▶ [Document text]

Re: COPY FREEZE and setting PD_ALL_VISIBLE/visibility map bits - Mailing list pgsql-hackers

From Andres Freund
Subject Re: COPY FREEZE and setting PD_ALL_VISIBLE/visibility map bits
Date
Msg-id 20190408010427.4l63qr7h2fjcyp77@alap3.anarazel.de
Whole thread Raw
In response to Re: COPY FREEZE and setting PD_ALL_VISIBLE/visibility map bits  (Andres Freund <andres@anarazel.de>)
Responses Re: COPY FREEZE and setting PD_ALL_VISIBLE/visibility map bits
List pgsql-hackers
Hi,

On 2019-04-04 21:04:49 -0700, Andres Freund wrote:
> On 2019-04-04 23:57:58 -0400, Tom Lane wrote:
> > Andres Freund <andres@anarazel.de> writes:
> > > I think the right approach would be to do all of this in heap_insert and
> > > heap_multi_insert. Whenever starting to work on a page, if INSERT_FROZEN
> > > is specified, remember whether it is either currently empty, or is
> > > already marked as all-visible. If previously empty, mark it as all
> > > visible at the end. If already all visible, there's no need to change
> > > that. If not yet all-visible, no need to do anything, since it can't
> > > have been inserted with COPY FREEZE.  Do you see any problem doing it
> > > that way?
> > 
> > Do we want to add overhead to these hot-spot routines for this purpose?

▶ [Stated exercise 1]
In the COPY FREEZE mailing-list message, which two routines are proposed as the place to do all of this work?
▶ [Stated exercise 2]
Continue the COPY FREEZE mailing-list message from the point where it stops.

▶ [Material]
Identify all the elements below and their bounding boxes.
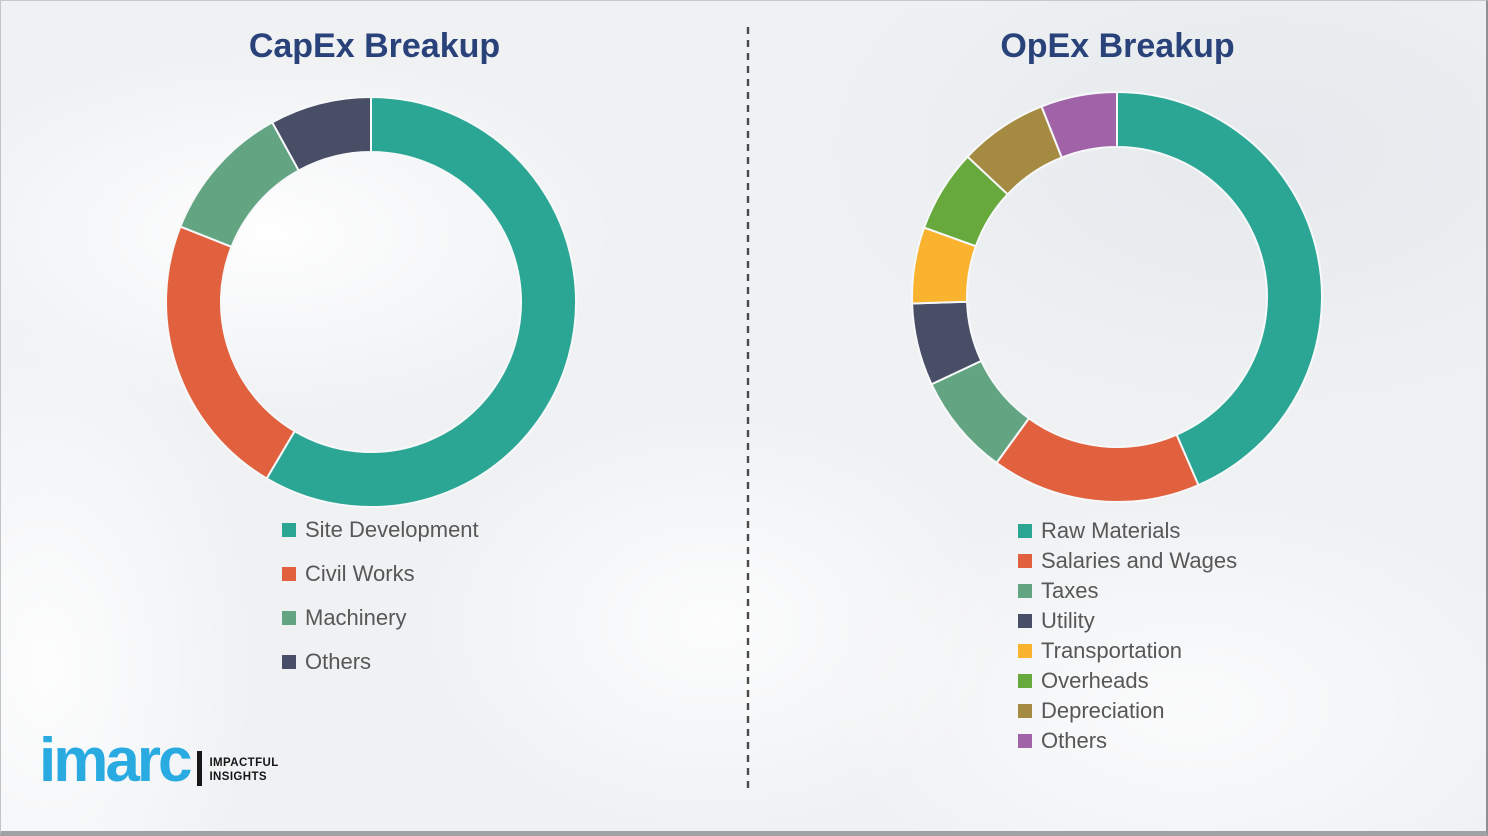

▶ [Reply 1]
heap_insert and heap_multi_insert.

▶ [Reply 2]
> 
> For heap_multi_insert I can't see it being a problem - it's only used
> from copy.c, and the cost should be "smeared" over many tuples.  I'd
> assume that compared with locking a page, WAL logging, etc, it'd not
> even meaningfully show up for heap_insert. Especially because we already
> have codepaths for options & HEAP_INSERT_FROZEN in
> heap_prepare_insert(), and I'd assume those could be combined.
> 
> I think we should measure it, but I don't think that one or two
> additional, very well predictd, branches are going to be measurable in
> in those routines.
> 
> The patch, as implemented, has modifications in
> RelationGetBufferForTuple(), that seems like they'd be more expensive.

Here's a *prototype* patch for this.  It only implements what I
described for heap_multi_insert, not for plain inserts. I wanted to see
what others think before investing additional time.

I don't think it's possible to see the overhead of the changed code in
heap_multi_insert(), and probably - with less confidence - that it's
also going to be ok for heap_insert(). But we gotta measure that.


This avoids an extra WAL record for setting empty pages to all visible,
by adding XLH_INSERT_ALL_VISIBLE_SET & XLH_INSERT_ALL_FROZEN_SET, and
setting those when appropriate in heap_multi_insert.  Unfortunately
currently visibilitymap_set() doesn't really properly allow to do this,
as it has embedded WAL logging for heap.

I think we should remove the WAL logging from visibilitymap_set(), and
move it to a separate, heap specific, function. Right now different
tableams e.g. would have to reimplement visibilitymap_set(), so that's a
second need to separate that functionality.  Let me try to come up with
a proposal.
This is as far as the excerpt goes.